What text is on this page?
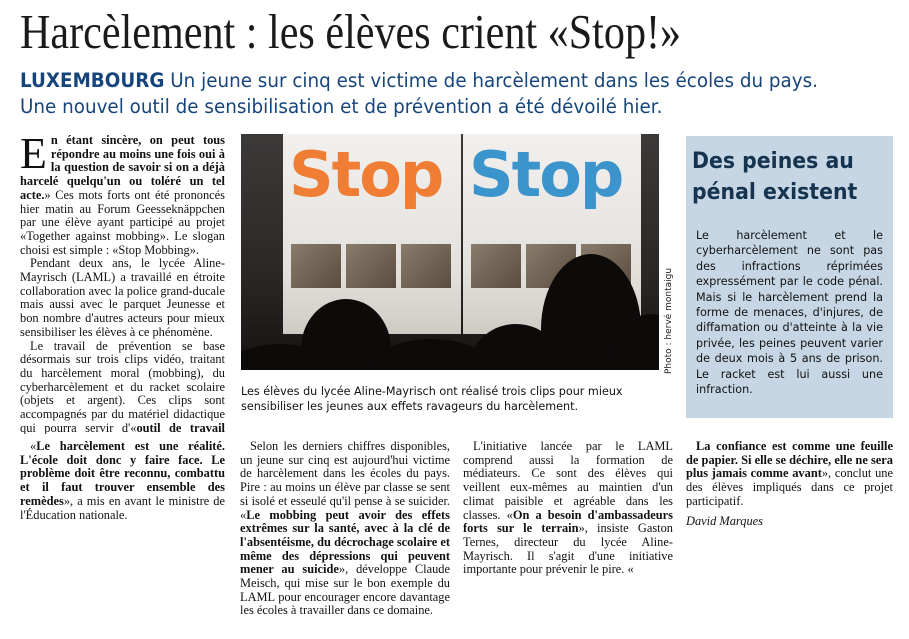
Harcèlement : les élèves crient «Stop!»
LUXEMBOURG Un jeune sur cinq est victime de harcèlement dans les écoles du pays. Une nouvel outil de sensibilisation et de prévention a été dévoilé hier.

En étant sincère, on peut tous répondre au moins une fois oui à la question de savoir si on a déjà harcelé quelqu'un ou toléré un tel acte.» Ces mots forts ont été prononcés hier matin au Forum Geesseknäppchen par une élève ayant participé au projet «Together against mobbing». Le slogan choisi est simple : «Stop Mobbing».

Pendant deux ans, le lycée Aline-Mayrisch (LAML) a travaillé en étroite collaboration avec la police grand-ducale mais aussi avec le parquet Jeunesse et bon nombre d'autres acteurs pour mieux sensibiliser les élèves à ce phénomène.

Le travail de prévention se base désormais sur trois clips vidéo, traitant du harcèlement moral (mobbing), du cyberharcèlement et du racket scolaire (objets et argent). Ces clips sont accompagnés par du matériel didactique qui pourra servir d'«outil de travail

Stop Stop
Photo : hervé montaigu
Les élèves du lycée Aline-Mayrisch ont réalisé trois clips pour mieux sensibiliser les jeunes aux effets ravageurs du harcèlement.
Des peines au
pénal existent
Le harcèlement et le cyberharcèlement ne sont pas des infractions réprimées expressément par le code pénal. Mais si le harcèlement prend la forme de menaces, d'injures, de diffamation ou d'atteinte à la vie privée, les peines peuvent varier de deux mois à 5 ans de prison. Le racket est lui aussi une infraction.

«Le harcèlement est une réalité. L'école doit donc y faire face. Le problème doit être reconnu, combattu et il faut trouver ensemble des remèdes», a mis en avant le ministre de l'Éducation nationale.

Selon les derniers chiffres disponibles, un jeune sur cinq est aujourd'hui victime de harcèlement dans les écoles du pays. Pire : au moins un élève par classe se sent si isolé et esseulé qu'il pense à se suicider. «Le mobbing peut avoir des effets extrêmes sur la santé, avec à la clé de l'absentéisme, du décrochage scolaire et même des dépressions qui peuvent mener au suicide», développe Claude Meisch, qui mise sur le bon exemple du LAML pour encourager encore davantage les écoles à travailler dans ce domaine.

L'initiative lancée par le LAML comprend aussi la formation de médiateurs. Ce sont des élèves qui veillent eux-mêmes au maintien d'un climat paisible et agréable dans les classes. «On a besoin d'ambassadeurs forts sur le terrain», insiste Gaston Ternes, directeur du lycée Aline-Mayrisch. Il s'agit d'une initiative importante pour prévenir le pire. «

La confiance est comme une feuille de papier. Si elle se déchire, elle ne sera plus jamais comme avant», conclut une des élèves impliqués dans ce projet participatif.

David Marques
________
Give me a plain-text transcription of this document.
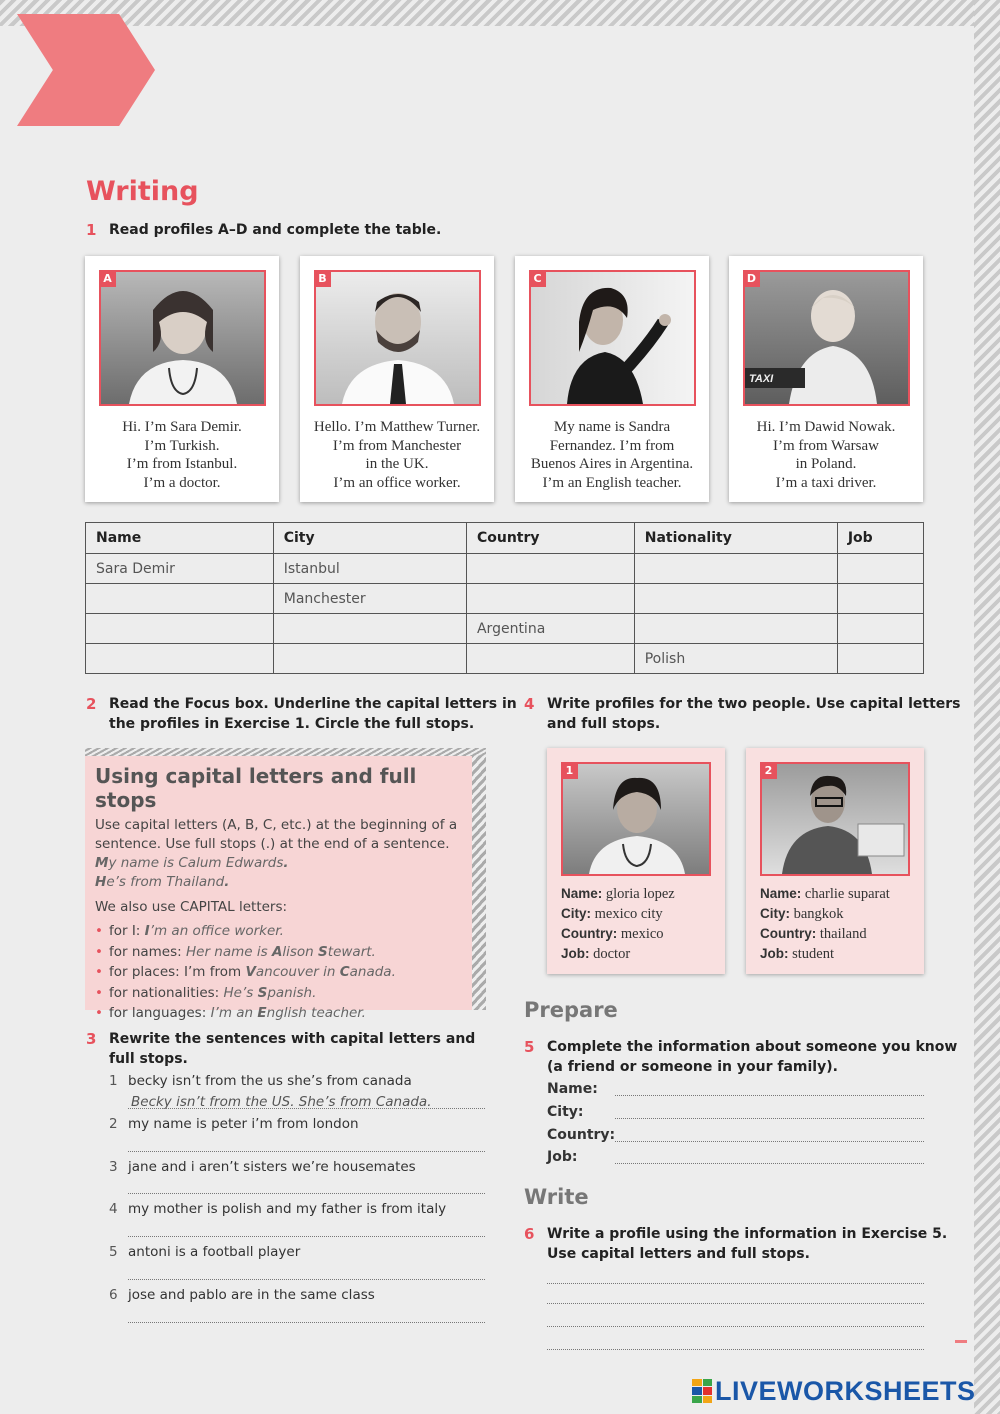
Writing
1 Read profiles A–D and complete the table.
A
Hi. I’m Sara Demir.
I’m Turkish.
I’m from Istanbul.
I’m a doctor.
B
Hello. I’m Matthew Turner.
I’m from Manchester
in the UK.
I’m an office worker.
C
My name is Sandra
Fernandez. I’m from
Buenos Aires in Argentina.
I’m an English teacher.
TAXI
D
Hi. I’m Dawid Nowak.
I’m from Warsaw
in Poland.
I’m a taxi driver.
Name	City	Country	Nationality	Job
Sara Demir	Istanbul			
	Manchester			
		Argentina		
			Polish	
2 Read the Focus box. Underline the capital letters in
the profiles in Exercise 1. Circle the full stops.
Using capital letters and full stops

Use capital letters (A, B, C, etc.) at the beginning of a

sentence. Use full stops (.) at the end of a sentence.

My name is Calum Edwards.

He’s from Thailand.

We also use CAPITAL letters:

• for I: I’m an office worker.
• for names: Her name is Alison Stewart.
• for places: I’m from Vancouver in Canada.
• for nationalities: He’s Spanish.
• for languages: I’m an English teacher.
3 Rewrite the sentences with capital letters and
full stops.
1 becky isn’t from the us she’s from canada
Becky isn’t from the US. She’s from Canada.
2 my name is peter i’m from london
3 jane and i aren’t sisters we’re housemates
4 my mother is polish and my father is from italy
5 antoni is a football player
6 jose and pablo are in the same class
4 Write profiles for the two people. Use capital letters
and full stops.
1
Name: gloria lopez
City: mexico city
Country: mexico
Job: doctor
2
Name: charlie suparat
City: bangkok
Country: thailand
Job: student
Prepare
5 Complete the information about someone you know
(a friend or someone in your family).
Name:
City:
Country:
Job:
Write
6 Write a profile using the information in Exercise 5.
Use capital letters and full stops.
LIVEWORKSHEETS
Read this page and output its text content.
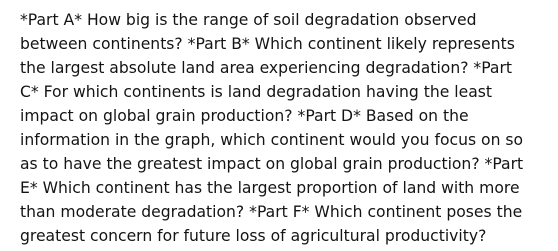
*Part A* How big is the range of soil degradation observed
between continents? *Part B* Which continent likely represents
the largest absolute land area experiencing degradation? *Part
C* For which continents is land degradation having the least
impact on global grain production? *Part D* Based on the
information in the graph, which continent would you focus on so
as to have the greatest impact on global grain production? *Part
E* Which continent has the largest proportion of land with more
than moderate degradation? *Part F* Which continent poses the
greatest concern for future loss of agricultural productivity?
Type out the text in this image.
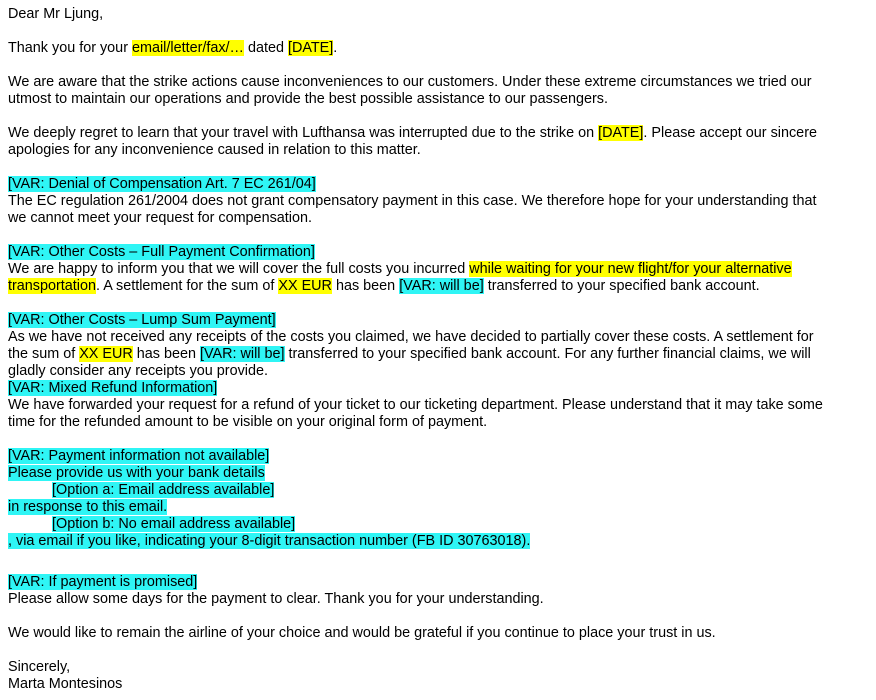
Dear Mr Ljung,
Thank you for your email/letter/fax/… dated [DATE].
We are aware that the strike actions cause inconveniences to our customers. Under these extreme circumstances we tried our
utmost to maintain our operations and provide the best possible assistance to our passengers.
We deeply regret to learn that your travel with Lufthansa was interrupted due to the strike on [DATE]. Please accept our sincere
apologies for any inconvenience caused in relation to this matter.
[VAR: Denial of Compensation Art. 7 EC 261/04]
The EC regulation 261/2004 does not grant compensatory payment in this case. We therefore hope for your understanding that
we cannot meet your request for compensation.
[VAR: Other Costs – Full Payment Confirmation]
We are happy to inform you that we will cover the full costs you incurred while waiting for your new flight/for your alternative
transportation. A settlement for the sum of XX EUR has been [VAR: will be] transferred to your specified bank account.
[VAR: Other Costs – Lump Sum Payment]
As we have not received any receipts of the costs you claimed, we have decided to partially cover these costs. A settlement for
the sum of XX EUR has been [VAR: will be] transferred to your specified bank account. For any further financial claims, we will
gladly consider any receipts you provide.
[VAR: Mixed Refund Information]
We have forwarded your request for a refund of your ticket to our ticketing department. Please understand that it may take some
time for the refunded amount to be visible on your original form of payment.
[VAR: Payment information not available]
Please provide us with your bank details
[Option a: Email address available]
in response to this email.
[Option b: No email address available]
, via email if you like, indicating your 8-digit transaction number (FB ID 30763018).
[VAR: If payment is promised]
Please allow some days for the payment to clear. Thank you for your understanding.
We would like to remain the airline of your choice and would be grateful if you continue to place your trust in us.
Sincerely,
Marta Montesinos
________
§ **What is required**
Say how many lines in the records contain the string "deux", and say nothing else.

§ **Written response**
2